## begin RECORDS PROVIDED
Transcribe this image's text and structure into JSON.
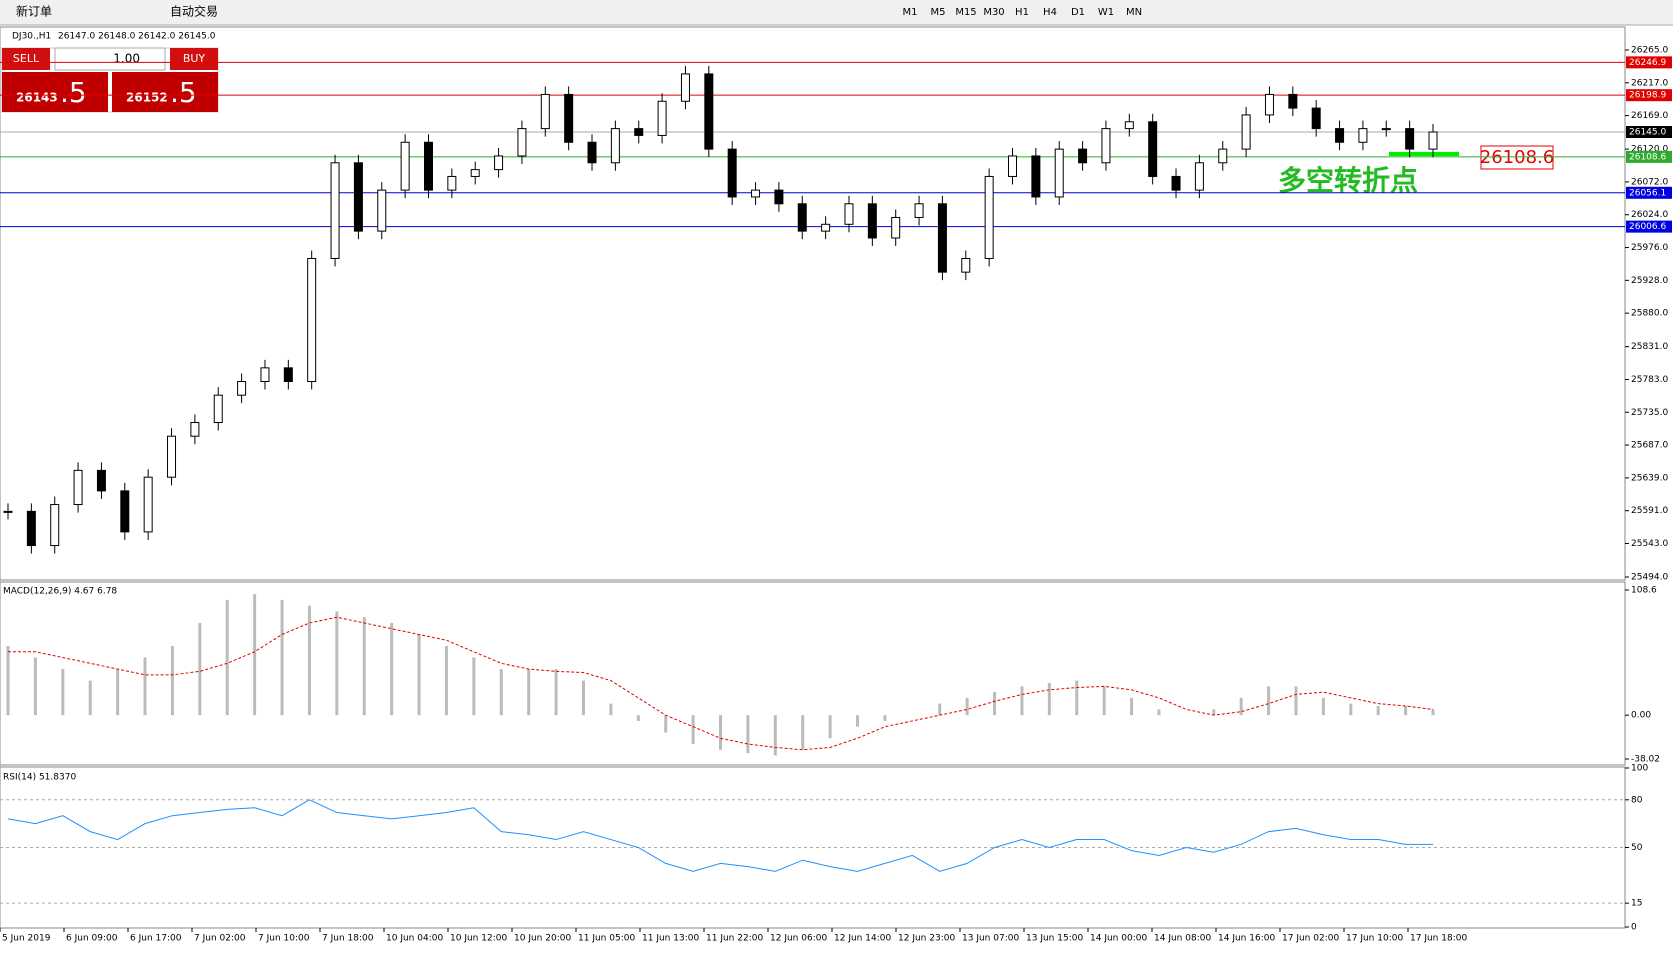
{
  "toolbar": {
    "new_order": "新订单",
    "auto_trading": "自动交易",
    "timeframes": [
      "M1",
      "M5",
      "M15",
      "M30",
      "H1",
      "H4",
      "D1",
      "W1",
      "MN"
    ]
  },
  "chart_header": {
    "symbol": "DJ30.,H1",
    "ohlc": "26147.0 26148.0 26142.0 26145.0"
  },
  "trade_panel": {
    "sell": "SELL",
    "lot": "1.00",
    "buy": "BUY",
    "bid_main": "26143",
    "bid_frac": ".5",
    "ask_main": "26152",
    "ask_frac": ".5"
  },
  "price_chart": {
    "ylim": [
      25494,
      26265
    ],
    "yticks": [
      {
        "value": 26265,
        "label": "26265.0"
      },
      {
        "value": 26217,
        "label": "26217.0"
      },
      {
        "value": 26169,
        "label": "26169.0"
      },
      {
        "value": 26120,
        "label": "26120.0"
      },
      {
        "value": 26072,
        "label": "26072.0"
      },
      {
        "value": 26024,
        "label": "26024.0"
      },
      {
        "value": 25976,
        "label": "25976.0"
      },
      {
        "value": 25928,
        "label": "25928.0"
      },
      {
        "value": 25880,
        "label": "25880.0"
      },
      {
        "value": 25831,
        "label": "25831.0"
      },
      {
        "value": 25783,
        "label": "25783.0"
      },
      {
        "value": 25735,
        "label": "25735.0"
      },
      {
        "value": 25687,
        "label": "25687.0"
      },
      {
        "value": 25639,
        "label": "25639.0"
      },
      {
        "value": 25591,
        "label": "25591.0"
      },
      {
        "value": 25543,
        "label": "25543.0"
      },
      {
        "value": 25494,
        "label": "25494.0"
      }
    ],
    "levels": [
      {
        "value": 26246.9,
        "label": "26246.9",
        "color": "#e00000"
      },
      {
        "value": 26198.9,
        "label": "26198.9",
        "color": "#e00000"
      },
      {
        "value": 26145,
        "label": "26145.0",
        "color": "#000000"
      },
      {
        "value": 26108.6,
        "label": "26108.6",
        "color": "#2eaa2e"
      },
      {
        "value": 26056.1,
        "label": "26056.1",
        "color": "#0000e0"
      },
      {
        "value": 26006.6,
        "label": "26006.6",
        "color": "#0000e0"
      }
    ],
    "closes": [
      25590,
      25540,
      25600,
      25650,
      25620,
      25560,
      25640,
      25700,
      25720,
      25760,
      25780,
      25800,
      25780,
      25960,
      26100,
      26000,
      26060,
      26130,
      26060,
      26080,
      26090,
      26110,
      26150,
      26200,
      26130,
      26100,
      26150,
      26140,
      26190,
      26230,
      26120,
      26050,
      26060,
      26040,
      26000,
      26010,
      26040,
      25990,
      26020,
      26040,
      25940,
      25960,
      26080,
      26110,
      26050,
      26120,
      26100,
      26150,
      26160,
      26080,
      26060,
      26100,
      26120,
      26170,
      26200,
      26180,
      26150,
      26130,
      26150,
      26150,
      26120,
      26145
    ]
  },
  "annotation": {
    "text": "多空转折点",
    "price_label": "26108.6"
  },
  "macd": {
    "label": "MACD(12,26,9) 4.67 6.78",
    "ylim": [
      -38.02,
      108.6
    ],
    "yticks": [
      108.6,
      {
        "value": 0,
        "label": "0.00"
      },
      -38.02
    ],
    "histogram": [
      60,
      50,
      40,
      30,
      40,
      50,
      60,
      80,
      100,
      105,
      100,
      95,
      90,
      85,
      80,
      70,
      60,
      50,
      40,
      40,
      40,
      30,
      10,
      -5,
      -15,
      -25,
      -30,
      -33,
      -35,
      -30,
      -20,
      -10,
      -5,
      0,
      10,
      15,
      20,
      25,
      28,
      30,
      25,
      15,
      5,
      0,
      5,
      15,
      25,
      25,
      15,
      10,
      8,
      8,
      5
    ],
    "signal": [
      55,
      55,
      50,
      45,
      40,
      35,
      35,
      38,
      45,
      55,
      70,
      80,
      85,
      80,
      75,
      70,
      65,
      55,
      45,
      40,
      38,
      37,
      30,
      15,
      0,
      -10,
      -20,
      -25,
      -28,
      -30,
      -28,
      -20,
      -10,
      -5,
      0,
      5,
      12,
      18,
      22,
      24,
      25,
      22,
      15,
      5,
      0,
      3,
      10,
      18,
      20,
      15,
      10,
      8,
      5
    ]
  },
  "rsi": {
    "label": "RSI(14) 51.8370",
    "ylim": [
      0,
      100
    ],
    "yticks": [
      100,
      80,
      50,
      15,
      0
    ],
    "levels": [
      80,
      50,
      15
    ],
    "values": [
      68,
      65,
      70,
      60,
      55,
      65,
      70,
      72,
      74,
      75,
      70,
      80,
      72,
      70,
      68,
      70,
      72,
      75,
      60,
      58,
      55,
      60,
      55,
      50,
      40,
      35,
      40,
      38,
      35,
      42,
      38,
      35,
      40,
      45,
      35,
      40,
      50,
      55,
      50,
      55,
      55,
      48,
      45,
      50,
      47,
      52,
      60,
      62,
      58,
      55,
      55,
      52,
      52
    ]
  },
  "time_axis": [
    "5 Jun 2019",
    "6 Jun 09:00",
    "6 Jun 17:00",
    "7 Jun 02:00",
    "7 Jun 10:00",
    "7 Jun 18:00",
    "10 Jun 04:00",
    "10 Jun 12:00",
    "10 Jun 20:00",
    "11 Jun 05:00",
    "11 Jun 13:00",
    "11 Jun 22:00",
    "12 Jun 06:00",
    "12 Jun 14:00",
    "12 Jun 23:00",
    "13 Jun 07:00",
    "13 Jun 15:00",
    "14 Jun 00:00",
    "14 Jun 08:00",
    "14 Jun 16:00",
    "17 Jun 02:00",
    "17 Jun 10:00",
    "17 Jun 18:00"
  ]
}
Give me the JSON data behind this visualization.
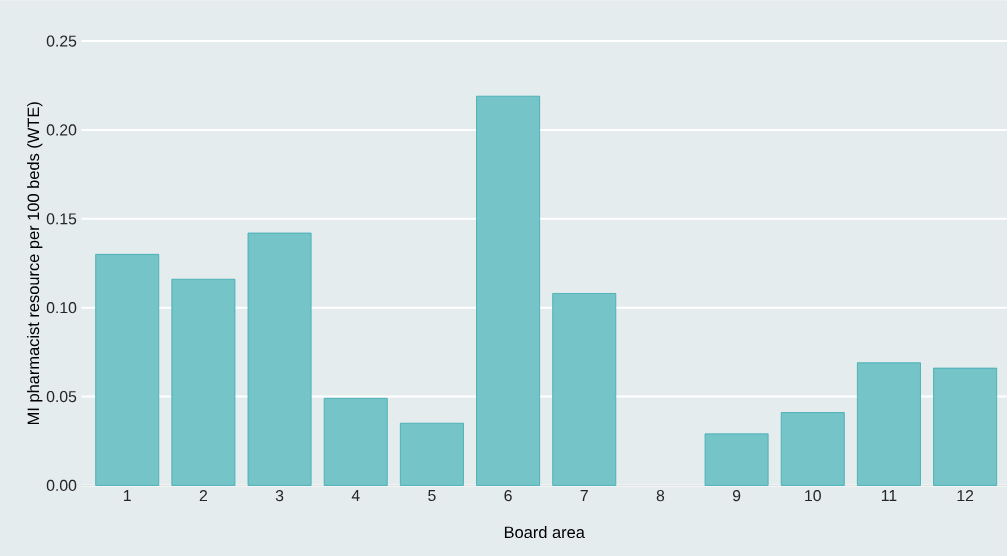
{
  "chart_data": {
    "type": "bar",
    "xlabel": "Board area",
    "ylabel": "MI pharmacist resource per 100 beds (WTE)",
    "categories": [
      "1",
      "2",
      "3",
      "4",
      "5",
      "6",
      "7",
      "8",
      "9",
      "10",
      "11",
      "12"
    ],
    "values": [
      0.13,
      0.116,
      0.142,
      0.049,
      0.035,
      0.219,
      0.108,
      null,
      0.029,
      0.041,
      0.069,
      0.066
    ],
    "color": "#74c4c8",
    "ylim": [
      0,
      0.25
    ],
    "yticks": [
      {
        "value": 0,
        "label": "0.00"
      },
      {
        "value": 0.05,
        "label": "0.05"
      },
      {
        "value": 0.1,
        "label": "0.10"
      },
      {
        "value": 0.15,
        "label": "0.15"
      },
      {
        "value": 0.2,
        "label": "0.20"
      },
      {
        "value": 0.25,
        "label": "0.25"
      }
    ],
    "grid": "y"
  }
}
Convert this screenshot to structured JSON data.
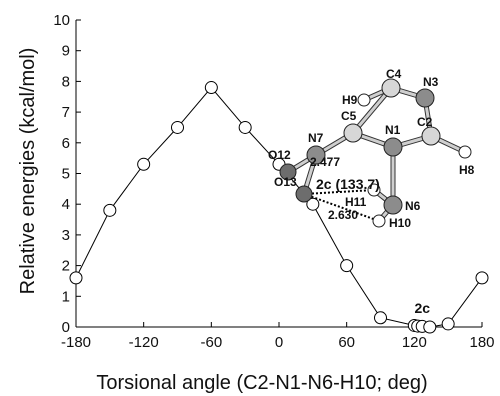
{
  "chart_data": {
    "type": "line",
    "xlabel": "Torsional angle (C2-N1-N6-H10; deg)",
    "ylabel": "Relative energies (kcal/mol)",
    "xlim": [
      -180,
      180
    ],
    "ylim": [
      0,
      10
    ],
    "x_ticks": [
      "-180",
      "-120",
      "-60",
      "0",
      "60",
      "120",
      "180"
    ],
    "x_tick_values": [
      -180,
      -120,
      -60,
      0,
      60,
      120,
      180
    ],
    "y_ticks": [
      "0",
      "1",
      "2",
      "3",
      "4",
      "5",
      "6",
      "7",
      "8",
      "9",
      "10"
    ],
    "y_tick_values": [
      0,
      1,
      2,
      3,
      4,
      5,
      6,
      7,
      8,
      9,
      10
    ],
    "series": [
      {
        "x": [
          -180,
          -150,
          -120,
          -90,
          -60,
          -30,
          0,
          30,
          60,
          90,
          120,
          123,
          127,
          133.7,
          150,
          180
        ],
        "y": [
          1.6,
          3.8,
          5.3,
          6.5,
          7.8,
          6.5,
          5.3,
          4.0,
          2.0,
          0.3,
          0.05,
          0.03,
          0.02,
          0.0,
          0.1,
          1.6
        ]
      }
    ],
    "annotations": {
      "minimum_label": "2c",
      "molecule_caption": "2c (133.7)",
      "atoms": [
        "H9",
        "C4",
        "N3",
        "C5",
        "C2",
        "O12",
        "N7",
        "N1",
        "H8",
        "O13",
        "H11",
        "N6",
        "H10"
      ],
      "distances": [
        "2.630",
        "2.477"
      ]
    },
    "colors": {
      "line": "#000000",
      "marker_fill": "#ffffff",
      "marker_stroke": "#000000"
    }
  }
}
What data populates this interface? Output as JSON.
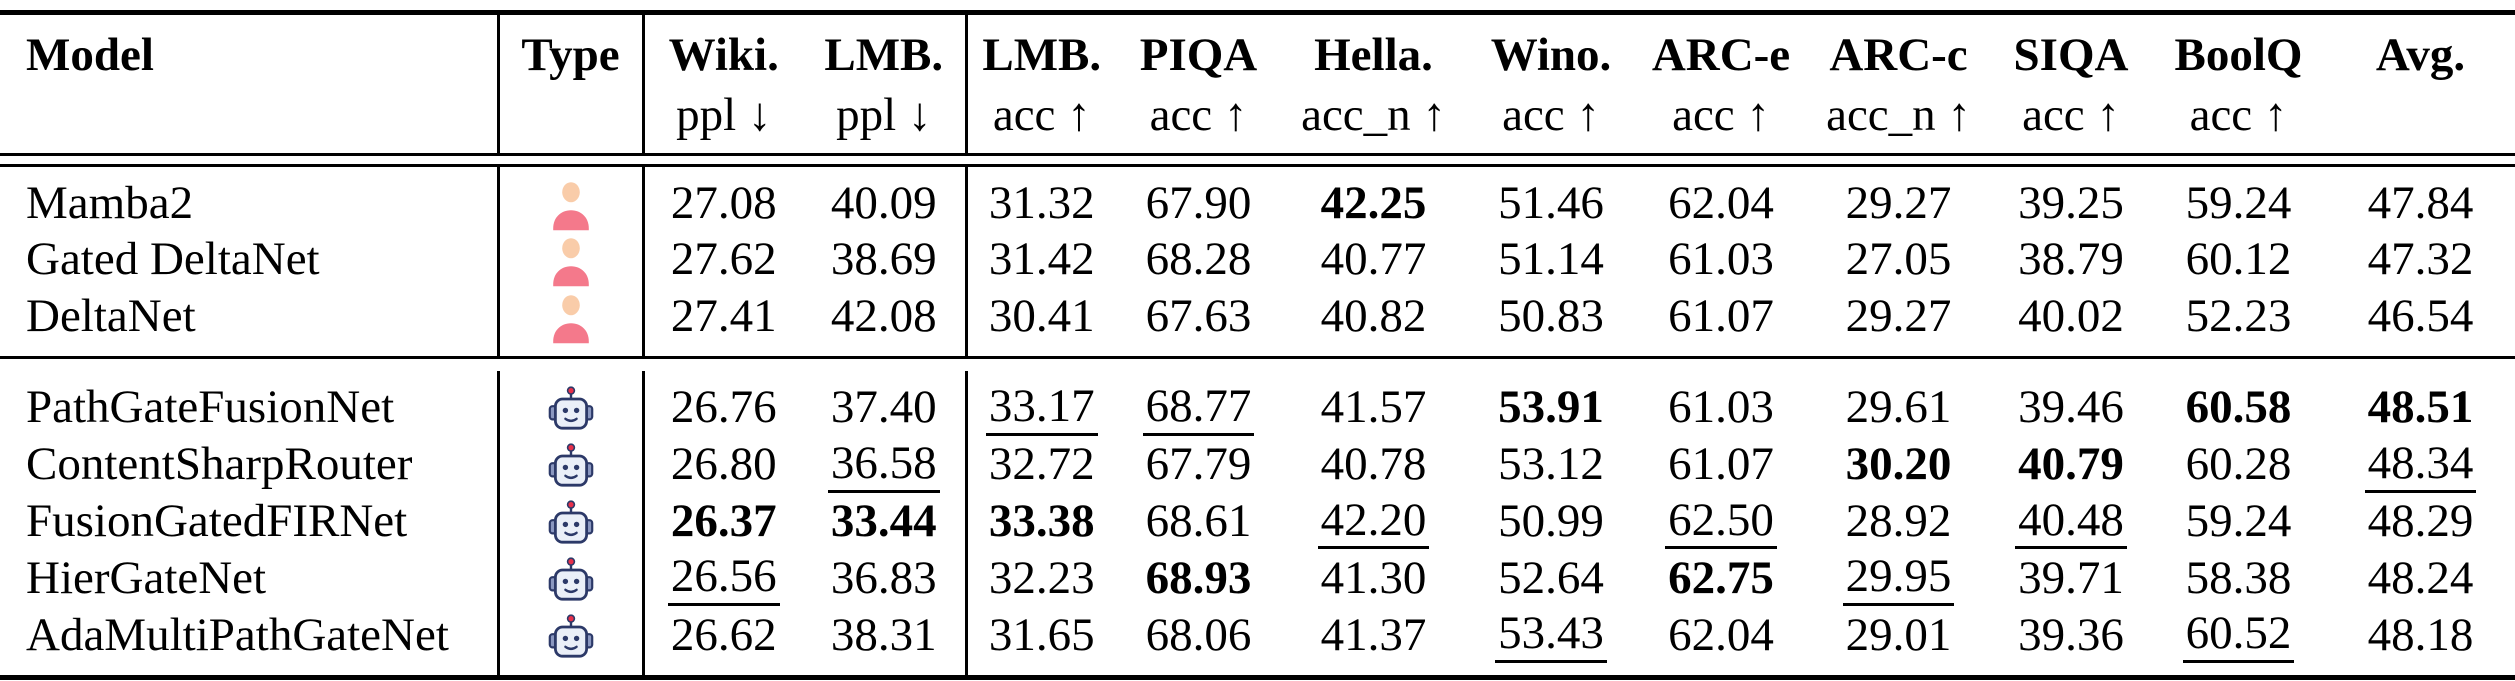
{
  "figure": {
    "kind": "benchmark-results-table",
    "columns": [
      {
        "id": "model",
        "label": "Model",
        "sub": ""
      },
      {
        "id": "type",
        "label": "Type",
        "sub": ""
      },
      {
        "id": "wiki-ppl",
        "label": "Wiki.",
        "sub": "ppl ↓"
      },
      {
        "id": "lmb-ppl",
        "label": "LMB.",
        "sub": "ppl ↓"
      },
      {
        "id": "lmb-acc",
        "label": "LMB.",
        "sub": "acc ↑"
      },
      {
        "id": "piqa",
        "label": "PIQA",
        "sub": "acc ↑"
      },
      {
        "id": "hella",
        "label": "Hella.",
        "sub": "acc_n ↑"
      },
      {
        "id": "wino",
        "label": "Wino.",
        "sub": "acc ↑"
      },
      {
        "id": "arc-e",
        "label": "ARC-e",
        "sub": "acc ↑"
      },
      {
        "id": "arc-c",
        "label": "ARC-c",
        "sub": "acc_n ↑"
      },
      {
        "id": "siqa",
        "label": "SIQA",
        "sub": "acc ↑"
      },
      {
        "id": "boolq",
        "label": "BoolQ",
        "sub": "acc ↑"
      },
      {
        "id": "avg",
        "label": "Avg.",
        "sub": ""
      }
    ],
    "row_groups": [
      {
        "rows": [
          {
            "model": "Mamba2",
            "type": "person",
            "values": [
              {
                "v": "27.08"
              },
              {
                "v": "40.09"
              },
              {
                "v": "31.32"
              },
              {
                "v": "67.90"
              },
              {
                "v": "42.25",
                "style": "bold"
              },
              {
                "v": "51.46"
              },
              {
                "v": "62.04"
              },
              {
                "v": "29.27"
              },
              {
                "v": "39.25"
              },
              {
                "v": "59.24"
              },
              {
                "v": "47.84"
              }
            ]
          },
          {
            "model": "Gated DeltaNet",
            "type": "person",
            "values": [
              {
                "v": "27.62"
              },
              {
                "v": "38.69"
              },
              {
                "v": "31.42"
              },
              {
                "v": "68.28"
              },
              {
                "v": "40.77"
              },
              {
                "v": "51.14"
              },
              {
                "v": "61.03"
              },
              {
                "v": "27.05"
              },
              {
                "v": "38.79"
              },
              {
                "v": "60.12"
              },
              {
                "v": "47.32"
              }
            ]
          },
          {
            "model": "DeltaNet",
            "type": "person",
            "values": [
              {
                "v": "27.41"
              },
              {
                "v": "42.08"
              },
              {
                "v": "30.41"
              },
              {
                "v": "67.63"
              },
              {
                "v": "40.82"
              },
              {
                "v": "50.83"
              },
              {
                "v": "61.07"
              },
              {
                "v": "29.27"
              },
              {
                "v": "40.02"
              },
              {
                "v": "52.23"
              },
              {
                "v": "46.54"
              }
            ]
          }
        ]
      },
      {
        "rows": [
          {
            "model": "PathGateFusionNet",
            "type": "robot",
            "values": [
              {
                "v": "26.76"
              },
              {
                "v": "37.40"
              },
              {
                "v": "33.17",
                "style": "underline"
              },
              {
                "v": "68.77",
                "style": "underline"
              },
              {
                "v": "41.57"
              },
              {
                "v": "53.91",
                "style": "bold"
              },
              {
                "v": "61.03"
              },
              {
                "v": "29.61"
              },
              {
                "v": "39.46"
              },
              {
                "v": "60.58",
                "style": "bold"
              },
              {
                "v": "48.51",
                "style": "bold"
              }
            ]
          },
          {
            "model": "ContentSharpRouter",
            "type": "robot",
            "values": [
              {
                "v": "26.80"
              },
              {
                "v": "36.58",
                "style": "underline"
              },
              {
                "v": "32.72"
              },
              {
                "v": "67.79"
              },
              {
                "v": "40.78"
              },
              {
                "v": "53.12"
              },
              {
                "v": "61.07"
              },
              {
                "v": "30.20",
                "style": "bold"
              },
              {
                "v": "40.79",
                "style": "bold"
              },
              {
                "v": "60.28"
              },
              {
                "v": "48.34",
                "style": "underline"
              }
            ]
          },
          {
            "model": "FusionGatedFIRNet",
            "type": "robot",
            "values": [
              {
                "v": "26.37",
                "style": "bold"
              },
              {
                "v": "33.44",
                "style": "bold"
              },
              {
                "v": "33.38",
                "style": "bold"
              },
              {
                "v": "68.61"
              },
              {
                "v": "42.20",
                "style": "underline"
              },
              {
                "v": "50.99"
              },
              {
                "v": "62.50",
                "style": "underline"
              },
              {
                "v": "28.92"
              },
              {
                "v": "40.48",
                "style": "underline"
              },
              {
                "v": "59.24"
              },
              {
                "v": "48.29"
              }
            ]
          },
          {
            "model": "HierGateNet",
            "type": "robot",
            "values": [
              {
                "v": "26.56",
                "style": "underline"
              },
              {
                "v": "36.83"
              },
              {
                "v": "32.23"
              },
              {
                "v": "68.93",
                "style": "bold"
              },
              {
                "v": "41.30"
              },
              {
                "v": "52.64"
              },
              {
                "v": "62.75",
                "style": "bold"
              },
              {
                "v": "29.95",
                "style": "underline"
              },
              {
                "v": "39.71"
              },
              {
                "v": "58.38"
              },
              {
                "v": "48.24"
              }
            ]
          },
          {
            "model": "AdaMultiPathGateNet",
            "type": "robot",
            "values": [
              {
                "v": "26.62"
              },
              {
                "v": "38.31"
              },
              {
                "v": "31.65"
              },
              {
                "v": "68.06"
              },
              {
                "v": "41.37"
              },
              {
                "v": "53.43",
                "style": "underline"
              },
              {
                "v": "62.04"
              },
              {
                "v": "29.01"
              },
              {
                "v": "39.36"
              },
              {
                "v": "60.52",
                "style": "underline"
              },
              {
                "v": "48.18"
              }
            ]
          }
        ]
      }
    ]
  },
  "icons": {
    "person": "person-icon",
    "robot": "robot-icon"
  },
  "colors": {
    "background": "#FFFFFF",
    "text": "#000000",
    "rule": "#000000",
    "person_head": "#F9CCA9",
    "person_body": "#F4798B",
    "robot_face": "#EAEFF8",
    "robot_outline": "#2C3968",
    "robot_ear": "#8A97C0",
    "robot_antenna_tip": "#E8304A"
  }
}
## end RECORDS PROVIDED
== DESCRIPTION OF THE TASK ==
From the entries above, copy out every line where the string "JSON" appears.

== RESPONSE FOR THIS EXERCISE ==
Transcribe this image's text and structure into JSON.
Give me the JSON data behind this visualization.
Convert this screenshot to structured JSON data.
What data populates this interface? Output as JSON.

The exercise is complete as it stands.